■ **Dataset entries**:
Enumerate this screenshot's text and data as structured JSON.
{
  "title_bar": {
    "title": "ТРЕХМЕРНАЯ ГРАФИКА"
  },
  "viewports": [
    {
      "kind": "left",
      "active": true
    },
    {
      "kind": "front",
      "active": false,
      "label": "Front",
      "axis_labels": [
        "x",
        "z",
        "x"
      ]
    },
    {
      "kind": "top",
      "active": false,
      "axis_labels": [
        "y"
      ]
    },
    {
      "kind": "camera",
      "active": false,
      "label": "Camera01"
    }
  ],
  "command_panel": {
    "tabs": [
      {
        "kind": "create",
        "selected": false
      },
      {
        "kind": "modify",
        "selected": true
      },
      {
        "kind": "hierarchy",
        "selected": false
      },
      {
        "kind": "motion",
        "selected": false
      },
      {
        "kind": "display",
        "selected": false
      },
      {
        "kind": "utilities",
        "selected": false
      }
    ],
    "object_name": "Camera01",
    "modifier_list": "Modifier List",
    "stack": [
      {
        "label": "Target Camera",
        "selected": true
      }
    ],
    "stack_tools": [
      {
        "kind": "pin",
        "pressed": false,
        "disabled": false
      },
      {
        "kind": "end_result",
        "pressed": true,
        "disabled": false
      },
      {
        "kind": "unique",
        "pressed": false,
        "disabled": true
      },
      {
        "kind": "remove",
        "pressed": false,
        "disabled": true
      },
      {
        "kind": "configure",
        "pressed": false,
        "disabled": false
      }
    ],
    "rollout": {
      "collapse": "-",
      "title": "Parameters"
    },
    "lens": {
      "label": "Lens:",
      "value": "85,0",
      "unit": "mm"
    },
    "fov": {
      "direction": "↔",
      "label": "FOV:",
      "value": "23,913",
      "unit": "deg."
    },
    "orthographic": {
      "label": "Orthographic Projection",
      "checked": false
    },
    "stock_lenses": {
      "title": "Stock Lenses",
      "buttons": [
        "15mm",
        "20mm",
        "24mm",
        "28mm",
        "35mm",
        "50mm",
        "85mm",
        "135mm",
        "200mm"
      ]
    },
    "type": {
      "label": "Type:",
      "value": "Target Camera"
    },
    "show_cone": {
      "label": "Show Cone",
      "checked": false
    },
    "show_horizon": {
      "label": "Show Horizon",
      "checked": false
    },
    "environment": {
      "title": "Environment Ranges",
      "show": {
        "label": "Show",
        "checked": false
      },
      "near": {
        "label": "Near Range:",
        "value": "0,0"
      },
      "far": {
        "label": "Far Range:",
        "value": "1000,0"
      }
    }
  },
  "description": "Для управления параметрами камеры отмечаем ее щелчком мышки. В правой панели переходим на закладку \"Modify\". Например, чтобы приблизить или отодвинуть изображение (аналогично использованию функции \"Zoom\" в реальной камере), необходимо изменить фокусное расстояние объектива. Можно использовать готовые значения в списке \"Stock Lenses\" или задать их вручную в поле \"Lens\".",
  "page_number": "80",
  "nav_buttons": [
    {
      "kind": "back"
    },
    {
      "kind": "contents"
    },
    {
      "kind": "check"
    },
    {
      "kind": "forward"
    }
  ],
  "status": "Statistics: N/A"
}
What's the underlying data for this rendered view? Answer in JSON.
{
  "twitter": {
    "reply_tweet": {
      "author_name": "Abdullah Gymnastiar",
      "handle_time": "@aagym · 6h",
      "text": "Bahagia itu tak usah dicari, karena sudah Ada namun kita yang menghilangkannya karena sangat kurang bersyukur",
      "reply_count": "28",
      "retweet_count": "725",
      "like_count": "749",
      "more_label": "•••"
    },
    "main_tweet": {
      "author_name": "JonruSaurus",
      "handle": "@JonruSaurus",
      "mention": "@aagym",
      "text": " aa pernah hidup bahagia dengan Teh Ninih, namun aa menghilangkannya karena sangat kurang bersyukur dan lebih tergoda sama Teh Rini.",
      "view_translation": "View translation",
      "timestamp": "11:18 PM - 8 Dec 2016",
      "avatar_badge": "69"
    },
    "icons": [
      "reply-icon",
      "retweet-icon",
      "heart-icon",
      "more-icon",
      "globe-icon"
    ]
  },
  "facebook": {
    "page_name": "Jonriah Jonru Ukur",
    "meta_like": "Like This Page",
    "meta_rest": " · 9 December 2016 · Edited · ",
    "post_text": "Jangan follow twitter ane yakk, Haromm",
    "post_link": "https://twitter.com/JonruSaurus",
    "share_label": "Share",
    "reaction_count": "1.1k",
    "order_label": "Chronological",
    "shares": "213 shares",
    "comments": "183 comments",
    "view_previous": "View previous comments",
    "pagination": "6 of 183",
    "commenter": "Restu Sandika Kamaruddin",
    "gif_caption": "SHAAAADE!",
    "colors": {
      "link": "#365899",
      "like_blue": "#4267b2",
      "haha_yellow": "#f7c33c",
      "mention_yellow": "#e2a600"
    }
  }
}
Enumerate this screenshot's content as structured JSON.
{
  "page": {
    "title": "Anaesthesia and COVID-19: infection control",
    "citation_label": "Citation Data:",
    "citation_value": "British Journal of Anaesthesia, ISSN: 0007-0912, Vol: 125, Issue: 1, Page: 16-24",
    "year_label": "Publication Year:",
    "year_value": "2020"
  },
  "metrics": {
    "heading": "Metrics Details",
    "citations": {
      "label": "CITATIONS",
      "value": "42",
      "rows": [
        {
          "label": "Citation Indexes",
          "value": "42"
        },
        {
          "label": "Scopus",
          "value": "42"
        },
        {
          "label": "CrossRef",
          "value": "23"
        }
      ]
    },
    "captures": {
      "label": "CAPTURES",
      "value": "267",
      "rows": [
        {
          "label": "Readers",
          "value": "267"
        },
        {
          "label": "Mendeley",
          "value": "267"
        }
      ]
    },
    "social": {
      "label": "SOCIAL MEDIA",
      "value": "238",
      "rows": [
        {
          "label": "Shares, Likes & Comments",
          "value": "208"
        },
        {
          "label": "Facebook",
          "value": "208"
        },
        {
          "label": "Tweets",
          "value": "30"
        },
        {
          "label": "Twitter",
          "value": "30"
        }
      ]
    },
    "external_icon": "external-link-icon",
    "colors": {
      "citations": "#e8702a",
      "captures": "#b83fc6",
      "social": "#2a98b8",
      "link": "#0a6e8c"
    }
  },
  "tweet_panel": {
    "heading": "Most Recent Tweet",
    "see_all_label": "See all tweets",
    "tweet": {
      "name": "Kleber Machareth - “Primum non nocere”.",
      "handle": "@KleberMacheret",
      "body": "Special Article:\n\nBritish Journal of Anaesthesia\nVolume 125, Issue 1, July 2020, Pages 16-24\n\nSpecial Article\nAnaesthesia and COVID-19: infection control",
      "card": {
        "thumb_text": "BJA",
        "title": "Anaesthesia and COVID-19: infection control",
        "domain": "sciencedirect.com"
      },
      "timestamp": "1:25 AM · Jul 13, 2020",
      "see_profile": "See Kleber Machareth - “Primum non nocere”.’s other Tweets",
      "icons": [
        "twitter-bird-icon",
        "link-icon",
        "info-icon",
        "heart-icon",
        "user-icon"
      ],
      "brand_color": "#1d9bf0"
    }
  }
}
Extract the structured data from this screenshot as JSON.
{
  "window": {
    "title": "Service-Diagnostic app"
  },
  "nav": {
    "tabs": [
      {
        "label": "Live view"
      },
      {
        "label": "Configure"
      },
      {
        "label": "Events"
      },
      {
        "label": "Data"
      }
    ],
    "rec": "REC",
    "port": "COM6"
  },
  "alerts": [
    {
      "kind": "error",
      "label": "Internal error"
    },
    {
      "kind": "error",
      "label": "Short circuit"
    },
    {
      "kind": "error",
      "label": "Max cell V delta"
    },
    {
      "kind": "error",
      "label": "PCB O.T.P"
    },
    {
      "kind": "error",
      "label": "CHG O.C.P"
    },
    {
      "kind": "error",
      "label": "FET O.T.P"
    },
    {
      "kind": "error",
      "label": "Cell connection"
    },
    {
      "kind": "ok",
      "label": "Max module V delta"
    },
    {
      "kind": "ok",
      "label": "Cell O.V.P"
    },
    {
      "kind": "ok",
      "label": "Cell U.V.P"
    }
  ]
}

■ **Required work**: From the records above, work out how many lines contain the string "menghilangkannya". Give only the number.

■ **Correct answer**: 2